**What you have to do**
Copy each line that contains the word "Init".

#### Entries ####

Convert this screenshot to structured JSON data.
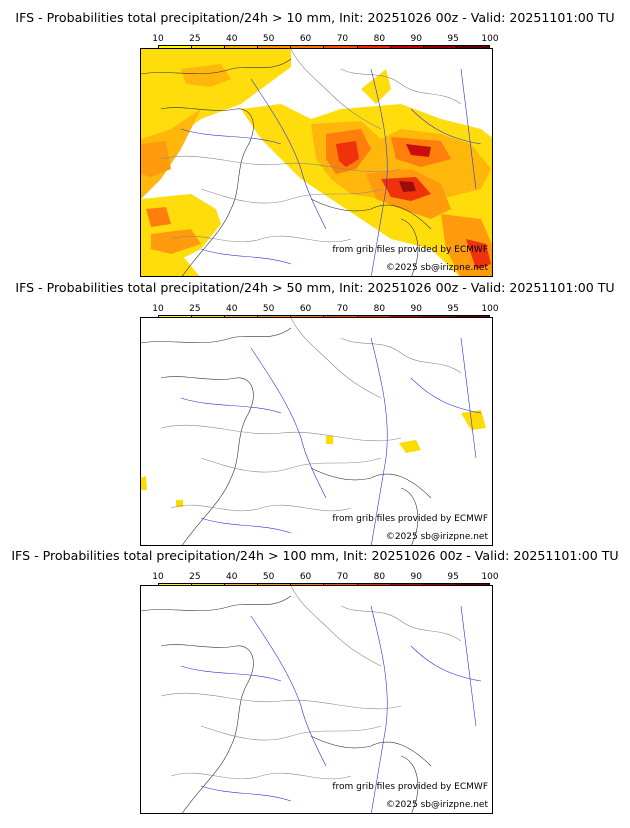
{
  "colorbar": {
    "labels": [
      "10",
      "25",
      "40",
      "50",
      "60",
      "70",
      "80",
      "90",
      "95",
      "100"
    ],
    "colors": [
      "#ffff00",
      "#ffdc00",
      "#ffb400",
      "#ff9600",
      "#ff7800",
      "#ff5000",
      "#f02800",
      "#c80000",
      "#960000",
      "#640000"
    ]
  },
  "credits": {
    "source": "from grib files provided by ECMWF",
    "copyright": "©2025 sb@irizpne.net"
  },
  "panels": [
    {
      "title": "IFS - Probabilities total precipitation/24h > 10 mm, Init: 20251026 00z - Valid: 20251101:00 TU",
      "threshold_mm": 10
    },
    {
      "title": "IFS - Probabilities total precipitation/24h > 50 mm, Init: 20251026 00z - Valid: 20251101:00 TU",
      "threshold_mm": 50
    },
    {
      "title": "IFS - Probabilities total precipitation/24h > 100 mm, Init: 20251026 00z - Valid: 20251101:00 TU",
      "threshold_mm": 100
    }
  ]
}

####

**Output for this exercise**
      "title": "IFS - Probabilities total precipitation/24h > 10 mm, Init: 20251026 00z - Valid: 20251101:00 TU",
      "title": "IFS - Probabilities total precipitation/24h > 50 mm, Init: 20251026 00z - Valid: 20251101:00 TU",
      "title": "IFS - Probabilities total precipitation/24h > 100 mm, Init: 20251026 00z - Valid: 20251101:00 TU",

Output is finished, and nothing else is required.